→ **SUPPLIED DATA**:
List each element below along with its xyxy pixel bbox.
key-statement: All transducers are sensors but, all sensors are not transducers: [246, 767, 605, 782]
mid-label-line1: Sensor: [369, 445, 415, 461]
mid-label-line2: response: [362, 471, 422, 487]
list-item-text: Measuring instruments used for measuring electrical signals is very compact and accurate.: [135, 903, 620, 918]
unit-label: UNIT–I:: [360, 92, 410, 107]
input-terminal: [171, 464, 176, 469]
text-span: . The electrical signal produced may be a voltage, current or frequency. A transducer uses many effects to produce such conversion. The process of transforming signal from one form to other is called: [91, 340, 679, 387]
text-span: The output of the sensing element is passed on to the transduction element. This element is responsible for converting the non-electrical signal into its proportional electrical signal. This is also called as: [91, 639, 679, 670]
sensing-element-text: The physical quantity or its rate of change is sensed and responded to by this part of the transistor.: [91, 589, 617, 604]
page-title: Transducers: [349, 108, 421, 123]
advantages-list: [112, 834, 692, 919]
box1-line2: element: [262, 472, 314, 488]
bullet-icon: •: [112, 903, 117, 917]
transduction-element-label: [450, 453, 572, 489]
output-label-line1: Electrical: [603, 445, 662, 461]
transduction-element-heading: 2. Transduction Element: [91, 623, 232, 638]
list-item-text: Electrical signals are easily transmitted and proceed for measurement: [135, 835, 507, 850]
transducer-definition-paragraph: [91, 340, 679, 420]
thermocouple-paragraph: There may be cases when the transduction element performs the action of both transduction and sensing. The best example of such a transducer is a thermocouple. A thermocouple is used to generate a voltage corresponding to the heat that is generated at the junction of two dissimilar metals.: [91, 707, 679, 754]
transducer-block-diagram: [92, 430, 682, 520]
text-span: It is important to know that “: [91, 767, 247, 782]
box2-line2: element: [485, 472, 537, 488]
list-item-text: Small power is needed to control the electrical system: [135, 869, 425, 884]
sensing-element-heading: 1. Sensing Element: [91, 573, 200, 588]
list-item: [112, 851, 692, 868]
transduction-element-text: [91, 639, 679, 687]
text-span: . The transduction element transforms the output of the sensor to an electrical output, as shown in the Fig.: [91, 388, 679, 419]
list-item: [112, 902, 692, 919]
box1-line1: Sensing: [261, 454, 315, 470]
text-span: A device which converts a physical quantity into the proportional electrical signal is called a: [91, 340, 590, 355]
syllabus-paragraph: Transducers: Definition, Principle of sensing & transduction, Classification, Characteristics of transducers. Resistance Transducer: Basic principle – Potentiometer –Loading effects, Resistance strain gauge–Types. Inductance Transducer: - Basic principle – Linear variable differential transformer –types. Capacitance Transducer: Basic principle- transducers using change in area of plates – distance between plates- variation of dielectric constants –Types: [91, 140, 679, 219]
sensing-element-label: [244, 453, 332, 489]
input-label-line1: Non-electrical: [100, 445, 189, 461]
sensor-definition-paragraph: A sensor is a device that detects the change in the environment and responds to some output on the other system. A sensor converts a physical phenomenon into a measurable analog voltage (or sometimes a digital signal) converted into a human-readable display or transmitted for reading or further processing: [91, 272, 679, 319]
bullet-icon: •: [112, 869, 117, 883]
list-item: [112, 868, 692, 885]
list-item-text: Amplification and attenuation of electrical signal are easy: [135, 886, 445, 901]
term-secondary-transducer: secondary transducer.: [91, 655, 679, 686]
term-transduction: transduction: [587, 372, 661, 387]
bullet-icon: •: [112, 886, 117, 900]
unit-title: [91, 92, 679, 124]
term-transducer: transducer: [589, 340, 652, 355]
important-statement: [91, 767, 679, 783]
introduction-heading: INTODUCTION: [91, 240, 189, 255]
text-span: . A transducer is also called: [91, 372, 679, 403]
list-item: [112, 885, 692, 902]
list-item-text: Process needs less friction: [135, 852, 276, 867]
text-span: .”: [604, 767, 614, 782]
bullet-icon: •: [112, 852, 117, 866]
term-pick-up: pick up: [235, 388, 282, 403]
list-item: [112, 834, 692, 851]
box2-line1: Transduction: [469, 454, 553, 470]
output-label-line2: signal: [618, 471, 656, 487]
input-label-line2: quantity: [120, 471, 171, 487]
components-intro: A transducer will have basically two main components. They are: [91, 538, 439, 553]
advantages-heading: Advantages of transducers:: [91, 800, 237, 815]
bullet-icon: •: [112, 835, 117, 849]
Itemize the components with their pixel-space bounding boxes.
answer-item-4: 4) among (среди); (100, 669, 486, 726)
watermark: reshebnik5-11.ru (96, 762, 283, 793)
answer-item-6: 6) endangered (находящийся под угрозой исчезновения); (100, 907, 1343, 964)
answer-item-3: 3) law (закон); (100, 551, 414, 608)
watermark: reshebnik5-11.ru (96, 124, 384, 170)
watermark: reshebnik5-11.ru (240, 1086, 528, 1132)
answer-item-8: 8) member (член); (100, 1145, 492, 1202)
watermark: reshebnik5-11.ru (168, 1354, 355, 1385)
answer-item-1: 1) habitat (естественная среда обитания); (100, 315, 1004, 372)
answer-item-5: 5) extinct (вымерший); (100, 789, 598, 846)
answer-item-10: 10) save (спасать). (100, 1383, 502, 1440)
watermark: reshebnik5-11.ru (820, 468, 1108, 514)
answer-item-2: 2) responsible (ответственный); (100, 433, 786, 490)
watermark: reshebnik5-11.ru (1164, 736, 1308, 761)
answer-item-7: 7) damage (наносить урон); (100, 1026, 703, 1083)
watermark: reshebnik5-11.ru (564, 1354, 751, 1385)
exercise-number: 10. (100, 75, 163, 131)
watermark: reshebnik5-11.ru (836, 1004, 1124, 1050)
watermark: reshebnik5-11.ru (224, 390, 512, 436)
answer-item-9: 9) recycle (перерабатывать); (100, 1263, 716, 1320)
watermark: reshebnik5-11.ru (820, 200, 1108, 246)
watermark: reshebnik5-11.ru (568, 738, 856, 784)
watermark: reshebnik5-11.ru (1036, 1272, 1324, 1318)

→ **WORK TO DO**:
List every line of the items above that contains the string "bullet", matching case exactly.

→ **ANSWER BELOW**:
bullet-icon: •: [112, 903, 117, 917]
bullet-icon: •: [112, 869, 117, 883]
bullet-icon: •: [112, 886, 117, 900]
bullet-icon: •: [112, 852, 117, 866]
bullet-icon: •: [112, 835, 117, 849]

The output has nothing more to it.